Problem to solve ▸
Check every line of the data below for the string "ticks", and copy the ones that hold it.

Input records ▸
[start]

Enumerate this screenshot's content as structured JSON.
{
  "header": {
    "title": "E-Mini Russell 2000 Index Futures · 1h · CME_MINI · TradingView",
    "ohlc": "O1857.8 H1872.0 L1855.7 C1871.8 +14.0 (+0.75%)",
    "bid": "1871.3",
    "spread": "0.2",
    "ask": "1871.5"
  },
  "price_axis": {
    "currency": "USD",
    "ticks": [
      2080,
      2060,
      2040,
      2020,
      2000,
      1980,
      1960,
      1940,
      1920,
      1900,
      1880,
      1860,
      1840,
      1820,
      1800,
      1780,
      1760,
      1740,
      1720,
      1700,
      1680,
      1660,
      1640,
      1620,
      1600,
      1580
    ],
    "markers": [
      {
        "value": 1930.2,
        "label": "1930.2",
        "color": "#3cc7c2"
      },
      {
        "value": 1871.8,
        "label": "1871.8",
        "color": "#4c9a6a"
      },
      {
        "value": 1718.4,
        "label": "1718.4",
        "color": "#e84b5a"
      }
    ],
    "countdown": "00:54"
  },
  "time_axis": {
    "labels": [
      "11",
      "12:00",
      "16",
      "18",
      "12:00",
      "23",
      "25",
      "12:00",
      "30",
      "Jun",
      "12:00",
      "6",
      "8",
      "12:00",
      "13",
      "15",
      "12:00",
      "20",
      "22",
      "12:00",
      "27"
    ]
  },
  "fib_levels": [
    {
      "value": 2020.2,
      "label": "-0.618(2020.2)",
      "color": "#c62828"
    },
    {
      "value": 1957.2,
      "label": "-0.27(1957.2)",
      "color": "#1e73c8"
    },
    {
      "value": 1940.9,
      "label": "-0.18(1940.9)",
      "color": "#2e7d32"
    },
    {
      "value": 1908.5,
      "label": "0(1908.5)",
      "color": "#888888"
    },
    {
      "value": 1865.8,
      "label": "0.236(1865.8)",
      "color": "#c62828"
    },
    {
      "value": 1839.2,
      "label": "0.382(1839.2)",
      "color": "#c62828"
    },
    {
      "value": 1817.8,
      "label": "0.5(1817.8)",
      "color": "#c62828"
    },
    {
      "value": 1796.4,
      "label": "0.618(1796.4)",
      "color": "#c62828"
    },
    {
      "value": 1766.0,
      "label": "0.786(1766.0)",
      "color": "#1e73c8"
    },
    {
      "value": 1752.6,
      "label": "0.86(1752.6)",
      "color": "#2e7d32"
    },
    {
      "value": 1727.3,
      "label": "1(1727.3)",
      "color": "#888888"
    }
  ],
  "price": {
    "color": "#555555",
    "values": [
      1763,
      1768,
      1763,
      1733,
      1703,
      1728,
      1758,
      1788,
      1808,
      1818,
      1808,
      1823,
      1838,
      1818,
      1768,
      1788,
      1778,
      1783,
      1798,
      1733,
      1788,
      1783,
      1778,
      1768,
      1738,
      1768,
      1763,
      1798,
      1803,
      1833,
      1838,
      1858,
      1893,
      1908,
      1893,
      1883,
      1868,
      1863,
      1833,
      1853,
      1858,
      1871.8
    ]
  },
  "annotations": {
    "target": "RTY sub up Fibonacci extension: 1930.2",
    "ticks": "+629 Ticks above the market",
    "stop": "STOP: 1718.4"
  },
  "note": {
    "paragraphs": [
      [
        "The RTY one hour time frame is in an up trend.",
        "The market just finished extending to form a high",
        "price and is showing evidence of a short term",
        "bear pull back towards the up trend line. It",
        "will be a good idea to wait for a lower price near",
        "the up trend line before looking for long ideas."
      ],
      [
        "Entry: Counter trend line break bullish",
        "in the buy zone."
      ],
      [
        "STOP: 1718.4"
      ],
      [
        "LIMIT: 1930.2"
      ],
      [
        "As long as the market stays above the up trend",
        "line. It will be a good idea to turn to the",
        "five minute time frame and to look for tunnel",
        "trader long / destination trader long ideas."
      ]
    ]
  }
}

[end]

Finished answer ▸
    "ticks": [
    "ticks": "+629 Ticks above the market",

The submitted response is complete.